• Problem to work on
Read the data and repeat all of it exactly.

[Extracted records]
═══
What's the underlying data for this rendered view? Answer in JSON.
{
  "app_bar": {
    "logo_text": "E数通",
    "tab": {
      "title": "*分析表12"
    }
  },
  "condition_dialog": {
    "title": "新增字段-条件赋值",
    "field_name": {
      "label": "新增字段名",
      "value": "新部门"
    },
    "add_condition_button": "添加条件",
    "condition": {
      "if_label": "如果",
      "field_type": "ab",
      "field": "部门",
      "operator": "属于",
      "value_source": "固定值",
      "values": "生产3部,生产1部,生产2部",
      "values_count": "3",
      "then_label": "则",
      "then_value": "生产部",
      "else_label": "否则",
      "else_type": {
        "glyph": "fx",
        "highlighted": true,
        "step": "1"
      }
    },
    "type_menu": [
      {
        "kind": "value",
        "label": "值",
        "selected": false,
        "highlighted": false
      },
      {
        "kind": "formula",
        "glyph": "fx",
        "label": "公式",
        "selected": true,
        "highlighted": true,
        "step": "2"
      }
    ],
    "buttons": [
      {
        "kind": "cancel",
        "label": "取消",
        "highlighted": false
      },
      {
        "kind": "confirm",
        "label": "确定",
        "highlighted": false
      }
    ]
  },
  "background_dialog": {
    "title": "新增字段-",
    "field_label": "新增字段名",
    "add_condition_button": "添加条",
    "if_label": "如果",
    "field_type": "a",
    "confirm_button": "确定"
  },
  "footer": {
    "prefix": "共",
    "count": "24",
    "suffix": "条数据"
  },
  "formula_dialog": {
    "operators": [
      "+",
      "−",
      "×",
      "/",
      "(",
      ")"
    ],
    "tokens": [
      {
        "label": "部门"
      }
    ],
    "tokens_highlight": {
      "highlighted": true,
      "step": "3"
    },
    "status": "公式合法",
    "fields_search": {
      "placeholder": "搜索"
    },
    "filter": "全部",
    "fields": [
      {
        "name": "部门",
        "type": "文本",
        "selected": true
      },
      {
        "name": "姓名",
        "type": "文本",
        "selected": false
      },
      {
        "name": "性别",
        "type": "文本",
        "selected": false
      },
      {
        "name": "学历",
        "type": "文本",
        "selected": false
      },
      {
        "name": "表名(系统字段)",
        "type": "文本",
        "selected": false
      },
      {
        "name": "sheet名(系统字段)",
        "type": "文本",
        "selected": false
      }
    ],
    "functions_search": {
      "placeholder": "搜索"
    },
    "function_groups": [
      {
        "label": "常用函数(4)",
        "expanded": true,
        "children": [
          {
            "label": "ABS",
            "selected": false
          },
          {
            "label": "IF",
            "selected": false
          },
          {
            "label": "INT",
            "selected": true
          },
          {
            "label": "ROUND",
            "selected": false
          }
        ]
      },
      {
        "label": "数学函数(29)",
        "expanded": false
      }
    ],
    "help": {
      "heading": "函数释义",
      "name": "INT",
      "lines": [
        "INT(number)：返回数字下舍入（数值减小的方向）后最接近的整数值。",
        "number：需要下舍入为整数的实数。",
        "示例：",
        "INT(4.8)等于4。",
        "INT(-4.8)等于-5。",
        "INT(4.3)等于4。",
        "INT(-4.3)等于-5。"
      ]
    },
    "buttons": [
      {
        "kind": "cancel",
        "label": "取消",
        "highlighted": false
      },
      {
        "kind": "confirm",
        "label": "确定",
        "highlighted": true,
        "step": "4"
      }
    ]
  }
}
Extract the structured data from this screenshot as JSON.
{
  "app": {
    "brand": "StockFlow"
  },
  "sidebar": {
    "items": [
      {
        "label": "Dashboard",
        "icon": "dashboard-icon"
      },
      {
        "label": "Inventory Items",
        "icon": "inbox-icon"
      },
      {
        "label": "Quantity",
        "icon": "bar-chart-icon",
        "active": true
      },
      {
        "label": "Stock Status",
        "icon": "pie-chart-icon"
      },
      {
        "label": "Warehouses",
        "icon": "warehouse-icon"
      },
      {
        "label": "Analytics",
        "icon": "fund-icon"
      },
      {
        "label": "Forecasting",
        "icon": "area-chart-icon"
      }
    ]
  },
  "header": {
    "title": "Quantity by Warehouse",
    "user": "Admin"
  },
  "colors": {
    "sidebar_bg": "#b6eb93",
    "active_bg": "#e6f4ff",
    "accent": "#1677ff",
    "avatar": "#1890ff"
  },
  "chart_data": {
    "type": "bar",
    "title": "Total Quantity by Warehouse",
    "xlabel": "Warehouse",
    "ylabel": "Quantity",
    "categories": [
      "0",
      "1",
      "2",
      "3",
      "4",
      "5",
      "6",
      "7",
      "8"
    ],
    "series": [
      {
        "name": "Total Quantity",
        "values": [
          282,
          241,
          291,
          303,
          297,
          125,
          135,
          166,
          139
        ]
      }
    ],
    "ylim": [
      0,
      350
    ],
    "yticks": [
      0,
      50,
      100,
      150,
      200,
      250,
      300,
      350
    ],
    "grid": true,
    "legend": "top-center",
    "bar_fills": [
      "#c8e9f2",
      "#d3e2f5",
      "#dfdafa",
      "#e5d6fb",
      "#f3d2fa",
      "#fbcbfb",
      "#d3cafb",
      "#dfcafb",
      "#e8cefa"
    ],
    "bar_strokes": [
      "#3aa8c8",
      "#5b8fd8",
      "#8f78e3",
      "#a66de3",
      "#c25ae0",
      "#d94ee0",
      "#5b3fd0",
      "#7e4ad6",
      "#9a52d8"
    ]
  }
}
═══
• Solution below
What's the underlying data for this rendered view? Answer in JSON.
{
  "app_bar": {
    "logo_text": "E数通",
    "tab": {
      "title": "*分析表12"
    }
  },
  "condition_dialog": {
    "title": "新增字段-条件赋值",
    "field_name": {
      "label": "新增字段名",
      "value": "新部门"
    },
    "add_condition_button": "添加条件",
    "condition": {
      "if_label": "如果",
      "field_type": "ab",
      "field": "部门",
      "operator": "属于",
      "value_source": "固定值",
      "values": "生产3部,生产1部,生产2部",
      "values_count": "3",
      "then_label": "则",
      "then_value": "生产部",
      "else_label": "否则",
      "else_type": {
        "glyph": "fx",
        "highlighted": true,
        "step": "1"
      }
    },
    "type_menu": [
      {
        "kind": "value",
        "label": "值",
        "selected": false,
        "highlighted": false
      },
      {
        "kind": "formula",
        "glyph": "fx",
        "label": "公式",
        "selected": true,
        "highlighted": true,
        "step": "2"
      }
    ],
    "buttons": [
      {
        "kind": "cancel",
        "label": "取消",
        "highlighted": false
      },
      {
        "kind": "confirm",
        "label": "确定",
        "highlighted": false
      }
    ]
  },
  "background_dialog": {
    "title": "新增字段-",
    "field_label": "新增字段名",
    "add_condition_button": "添加条",
    "if_label": "如果",
    "field_type": "a",
    "confirm_button": "确定"
  },
  "footer": {
    "prefix": "共",
    "count": "24",
    "suffix": "条数据"
  },
  "formula_dialog": {
    "operators": [
      "+",
      "−",
      "×",
      "/",
      "(",
      ")"
    ],
    "tokens": [
      {
        "label": "部门"
      }
    ],
    "tokens_highlight": {
      "highlighted": true,
      "step": "3"
    },
    "status": "公式合法",
    "fields_search": {
      "placeholder": "搜索"
    },
    "filter": "全部",
    "fields": [
      {
        "name": "部门",
        "type": "文本",
        "selected": true
      },
      {
        "name": "姓名",
        "type": "文本",
        "selected": false
      },
      {
        "name": "性别",
        "type": "文本",
        "selected": false
      },
      {
        "name": "学历",
        "type": "文本",
        "selected": false
      },
      {
        "name": "表名(系统字段)",
        "type": "文本",
        "selected": false
      },
      {
        "name": "sheet名(系统字段)",
        "type": "文本",
        "selected": false
      }
    ],
    "functions_search": {
      "placeholder": "搜索"
    },
    "function_groups": [
      {
        "label": "常用函数(4)",
        "expanded": true,
        "children": [
          {
            "label": "ABS",
            "selected": false
          },
          {
            "label": "IF",
            "selected": false
          },
          {
            "label": "INT",
            "selected": true
          },
          {
            "label": "ROUND",
            "selected": false
          }
        ]
      },
      {
        "label": "数学函数(29)",
        "expanded": false
      }
    ],
    "help": {
      "heading": "函数释义",
      "name": "INT",
      "lines": [
        "INT(number)：返回数字下舍入（数值减小的方向）后最接近的整数值。",
        "number：需要下舍入为整数的实数。",
        "示例：",
        "INT(4.8)等于4。",
        "INT(-4.8)等于-5。",
        "INT(4.3)等于4。",
        "INT(-4.3)等于-5。"
      ]
    },
    "buttons": [
      {
        "kind": "cancel",
        "label": "取消",
        "highlighted": false
      },
      {
        "kind": "confirm",
        "label": "确定",
        "highlighted": true,
        "step": "4"
      }
    ]
  }
}
Extract the structured data from this screenshot as JSON.
{
  "app": {
    "brand": "StockFlow"
  },
  "sidebar": {
    "items": [
      {
        "label": "Dashboard",
        "icon": "dashboard-icon"
      },
      {
        "label": "Inventory Items",
        "icon": "inbox-icon"
      },
      {
        "label": "Quantity",
        "icon": "bar-chart-icon",
        "active": true
      },
      {
        "label": "Stock Status",
        "icon": "pie-chart-icon"
      },
      {
        "label": "Warehouses",
        "icon": "warehouse-icon"
      },
      {
        "label": "Analytics",
        "icon": "fund-icon"
      },
      {
        "label": "Forecasting",
        "icon": "area-chart-icon"
      }
    ]
  },
  "header": {
    "title": "Quantity by Warehouse",
    "user": "Admin"
  },
  "colors": {
    "sidebar_bg": "#b6eb93",
    "active_bg": "#e6f4ff",
    "accent": "#1677ff",
    "avatar": "#1890ff"
  },
  "chart_data": {
    "type": "bar",
    "title": "Total Quantity by Warehouse",
    "xlabel": "Warehouse",
    "ylabel": "Quantity",
    "categories": [
      "0",
      "1",
      "2",
      "3",
      "4",
      "5",
      "6",
      "7",
      "8"
    ],
    "series": [
      {
        "name": "Total Quantity",
        "values": [
          282,
          241,
          291,
          303,
          297,
          125,
          135,
          166,
          139
        ]
      }
    ],
    "ylim": [
      0,
      350
    ],
    "yticks": [
      0,
      50,
      100,
      150,
      200,
      250,
      300,
      350
    ],
    "grid": true,
    "legend": "top-center",
    "bar_fills": [
      "#c8e9f2",
      "#d3e2f5",
      "#dfdafa",
      "#e5d6fb",
      "#f3d2fa",
      "#fbcbfb",
      "#d3cafb",
      "#dfcafb",
      "#e8cefa"
    ],
    "bar_strokes": [
      "#3aa8c8",
      "#5b8fd8",
      "#8f78e3",
      "#a66de3",
      "#c25ae0",
      "#d94ee0",
      "#5b3fd0",
      "#7e4ad6",
      "#9a52d8"
    ]
  }
}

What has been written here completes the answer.